Opdrachten =>
1 > Met welke Nederlandse club heeft de Chinese voetbalbond volgens de leestekst over het Chinese voetbal een samenwerkingsverband gesloten?
2 > Ga verder met de leestekst over het Chinese voetbal, te beginnen na de laatste zin die er staat.

Leestekst =>

★ ★ ★ ★

Een andere oorzaak voor de zwakte van het nationale spelersmateriaal ligt bij de eenkindpolitiek die de Chinese overheid eind jaren 70 in het leven riep. De meeste Chinese ouders mogen slechts één kind krijgen en doorgaans worden deze kinderen aangemoedigd om ambtenaar te worden. Bovendien staat voetbal lager aangeschreven dan een maatschappelijke functie. Terwijl Japan en Zuid-Korea zijn uitgegroeid tot gerespecteerde voetbalnaties, is China nog een slapende reus. De Chinese voetbalbond werkt samen met de overheid om die reus wakker te krijgen. De bond heeft hiervoor een samenwerkingsverband gesloten met de Nederlandse topclub Ajax. De Amsterdamse club beschikt over een gerenommeerde jeugdopleiding en levert knowhow aan de voetbalbond. In ruil kan Ajax in de toekomst rekenen op de komst van een eventueel Chinees toptalent. Jan Olde Riekerink (ex-Gent) is er aangesteld als hoofd jeugdopleidingen om de jeugdwerking van de grond te krijgen.

★ ★ ★ ★

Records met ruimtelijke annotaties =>

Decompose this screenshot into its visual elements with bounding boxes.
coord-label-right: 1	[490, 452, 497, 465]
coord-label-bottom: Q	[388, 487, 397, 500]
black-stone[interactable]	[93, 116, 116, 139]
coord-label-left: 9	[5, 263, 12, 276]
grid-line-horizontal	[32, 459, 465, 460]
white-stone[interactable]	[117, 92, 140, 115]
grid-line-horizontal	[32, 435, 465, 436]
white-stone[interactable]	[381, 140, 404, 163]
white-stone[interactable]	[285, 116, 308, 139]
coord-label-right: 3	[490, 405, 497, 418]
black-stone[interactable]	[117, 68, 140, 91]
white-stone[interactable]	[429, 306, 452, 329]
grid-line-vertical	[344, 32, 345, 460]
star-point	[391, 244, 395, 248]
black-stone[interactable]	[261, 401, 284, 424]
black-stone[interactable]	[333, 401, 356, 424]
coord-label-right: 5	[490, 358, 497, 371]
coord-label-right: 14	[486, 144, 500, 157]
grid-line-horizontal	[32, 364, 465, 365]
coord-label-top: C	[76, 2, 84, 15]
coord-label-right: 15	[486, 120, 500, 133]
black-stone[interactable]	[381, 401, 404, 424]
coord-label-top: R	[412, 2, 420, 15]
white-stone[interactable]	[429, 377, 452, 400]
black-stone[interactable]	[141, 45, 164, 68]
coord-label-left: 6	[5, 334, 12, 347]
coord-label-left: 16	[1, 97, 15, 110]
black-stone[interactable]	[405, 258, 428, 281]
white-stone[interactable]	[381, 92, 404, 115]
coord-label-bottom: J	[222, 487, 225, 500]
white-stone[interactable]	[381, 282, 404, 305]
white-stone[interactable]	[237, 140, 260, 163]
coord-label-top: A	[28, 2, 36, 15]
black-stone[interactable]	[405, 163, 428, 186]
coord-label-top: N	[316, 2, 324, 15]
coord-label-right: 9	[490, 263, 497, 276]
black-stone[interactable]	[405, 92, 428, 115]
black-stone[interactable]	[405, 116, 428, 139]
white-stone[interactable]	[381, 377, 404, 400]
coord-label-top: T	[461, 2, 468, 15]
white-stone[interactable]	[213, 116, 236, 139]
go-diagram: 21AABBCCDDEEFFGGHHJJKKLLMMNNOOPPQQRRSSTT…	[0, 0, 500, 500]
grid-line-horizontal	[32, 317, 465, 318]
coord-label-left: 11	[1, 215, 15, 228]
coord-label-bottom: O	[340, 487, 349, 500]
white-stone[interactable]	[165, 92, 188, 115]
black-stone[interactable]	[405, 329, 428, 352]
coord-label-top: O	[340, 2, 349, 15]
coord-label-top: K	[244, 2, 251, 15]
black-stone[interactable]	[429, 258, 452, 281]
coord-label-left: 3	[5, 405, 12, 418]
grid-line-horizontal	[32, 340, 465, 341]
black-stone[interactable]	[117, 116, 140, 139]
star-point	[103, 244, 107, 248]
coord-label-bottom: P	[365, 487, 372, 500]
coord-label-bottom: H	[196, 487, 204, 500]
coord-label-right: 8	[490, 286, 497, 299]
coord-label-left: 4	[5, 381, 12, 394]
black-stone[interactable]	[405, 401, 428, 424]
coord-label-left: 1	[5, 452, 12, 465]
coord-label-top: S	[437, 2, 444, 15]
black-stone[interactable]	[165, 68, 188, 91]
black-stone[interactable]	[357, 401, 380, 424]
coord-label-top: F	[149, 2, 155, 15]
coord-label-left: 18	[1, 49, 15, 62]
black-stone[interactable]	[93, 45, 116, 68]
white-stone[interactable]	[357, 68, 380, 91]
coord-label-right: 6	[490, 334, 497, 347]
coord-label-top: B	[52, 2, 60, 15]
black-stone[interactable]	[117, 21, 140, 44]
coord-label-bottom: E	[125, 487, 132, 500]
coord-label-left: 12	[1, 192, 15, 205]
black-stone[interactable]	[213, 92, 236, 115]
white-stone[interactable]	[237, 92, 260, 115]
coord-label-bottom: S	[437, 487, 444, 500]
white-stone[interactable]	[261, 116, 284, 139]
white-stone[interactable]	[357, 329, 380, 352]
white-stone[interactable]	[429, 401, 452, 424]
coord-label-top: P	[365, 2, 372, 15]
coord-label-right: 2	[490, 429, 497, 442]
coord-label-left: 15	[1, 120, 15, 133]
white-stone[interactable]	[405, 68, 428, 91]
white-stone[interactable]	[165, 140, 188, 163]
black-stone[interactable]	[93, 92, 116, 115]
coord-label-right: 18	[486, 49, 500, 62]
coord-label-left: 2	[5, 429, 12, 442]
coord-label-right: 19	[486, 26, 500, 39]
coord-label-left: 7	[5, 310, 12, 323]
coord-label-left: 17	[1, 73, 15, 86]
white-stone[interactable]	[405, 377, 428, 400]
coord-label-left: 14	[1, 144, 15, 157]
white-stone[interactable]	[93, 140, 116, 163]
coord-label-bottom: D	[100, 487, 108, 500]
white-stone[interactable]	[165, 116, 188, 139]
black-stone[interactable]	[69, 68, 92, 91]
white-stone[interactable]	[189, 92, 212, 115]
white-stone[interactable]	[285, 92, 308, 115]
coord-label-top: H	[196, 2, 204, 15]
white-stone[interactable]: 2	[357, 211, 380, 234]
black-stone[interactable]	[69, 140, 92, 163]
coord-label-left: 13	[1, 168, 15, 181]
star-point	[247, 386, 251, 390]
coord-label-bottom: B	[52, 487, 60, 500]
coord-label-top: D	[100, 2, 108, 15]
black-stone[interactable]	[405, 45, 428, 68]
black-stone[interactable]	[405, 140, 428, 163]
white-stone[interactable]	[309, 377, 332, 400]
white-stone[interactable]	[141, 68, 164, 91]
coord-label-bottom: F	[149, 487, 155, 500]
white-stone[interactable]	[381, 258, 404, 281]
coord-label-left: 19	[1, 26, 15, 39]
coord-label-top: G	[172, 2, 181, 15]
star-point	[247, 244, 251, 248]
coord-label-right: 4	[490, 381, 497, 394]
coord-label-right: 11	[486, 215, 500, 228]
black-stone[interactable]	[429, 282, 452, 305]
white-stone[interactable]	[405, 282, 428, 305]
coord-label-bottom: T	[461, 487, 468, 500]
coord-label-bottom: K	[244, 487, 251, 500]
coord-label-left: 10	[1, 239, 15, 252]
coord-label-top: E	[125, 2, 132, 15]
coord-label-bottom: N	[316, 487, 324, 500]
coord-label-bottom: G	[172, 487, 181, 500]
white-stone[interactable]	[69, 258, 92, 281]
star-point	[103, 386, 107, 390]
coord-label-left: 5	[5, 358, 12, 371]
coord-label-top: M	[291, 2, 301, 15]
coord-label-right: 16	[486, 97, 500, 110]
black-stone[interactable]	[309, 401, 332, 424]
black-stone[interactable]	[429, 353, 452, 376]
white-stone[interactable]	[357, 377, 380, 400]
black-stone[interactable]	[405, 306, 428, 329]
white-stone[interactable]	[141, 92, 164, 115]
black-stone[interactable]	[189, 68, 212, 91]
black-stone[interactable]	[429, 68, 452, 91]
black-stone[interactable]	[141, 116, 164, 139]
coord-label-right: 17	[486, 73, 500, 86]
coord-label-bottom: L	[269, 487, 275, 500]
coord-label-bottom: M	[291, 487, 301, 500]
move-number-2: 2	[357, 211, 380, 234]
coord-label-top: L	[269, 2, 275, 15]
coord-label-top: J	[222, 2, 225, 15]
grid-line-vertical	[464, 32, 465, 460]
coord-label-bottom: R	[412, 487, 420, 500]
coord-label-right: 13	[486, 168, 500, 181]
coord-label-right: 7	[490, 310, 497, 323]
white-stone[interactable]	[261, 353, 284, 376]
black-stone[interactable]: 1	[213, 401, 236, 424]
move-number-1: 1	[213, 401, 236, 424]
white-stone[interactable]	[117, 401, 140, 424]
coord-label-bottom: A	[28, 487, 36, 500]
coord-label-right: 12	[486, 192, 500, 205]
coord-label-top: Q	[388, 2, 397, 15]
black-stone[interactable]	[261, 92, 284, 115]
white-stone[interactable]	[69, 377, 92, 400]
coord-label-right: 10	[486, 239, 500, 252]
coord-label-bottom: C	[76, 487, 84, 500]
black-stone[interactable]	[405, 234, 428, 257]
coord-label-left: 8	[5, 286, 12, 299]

★ ★ ★ ★

Antwoorden per opdracht =>
1 > Met Ajax.

2 >
Commercieel potentieel

De Chinese markt beschikt over een gigantisch commercieel potentieel. Dat is de hoofdreden waarom veel Europese clubs interesse tonen in het land. Tal van clubs hebben er samenwerkingsakkoorden. Real Madrid en Ajax met Bejing Gu’on, het Franse Le Mans met Liaoning en Atletico Madrid met de nieuwe club van Anelka en Drogba Shangai Shensua. Everton is via zijn sponsor Kejian al langer actief op de Chinese markt. Het trok zo onder andere Li Tie aan in 2002. In zijn eerste seizoen kwam Tie nog in 29 wedstrijden in actie, maar in de daaropvolgende drie seizoenen werden zijn optredens in de Premier League beperkt tot vijf wedstrijden. In 2006 trok hij naar Sheffield United. Hier zou hij geen enkele competitiewedstrijd spelen. Commercieel gezien was de transfer van Li Tie naar Everton een voltreffer. In zijn eerste seizoen was zijn shirt het meest verkochte in de fanshop.

Wat brengt de toekomst?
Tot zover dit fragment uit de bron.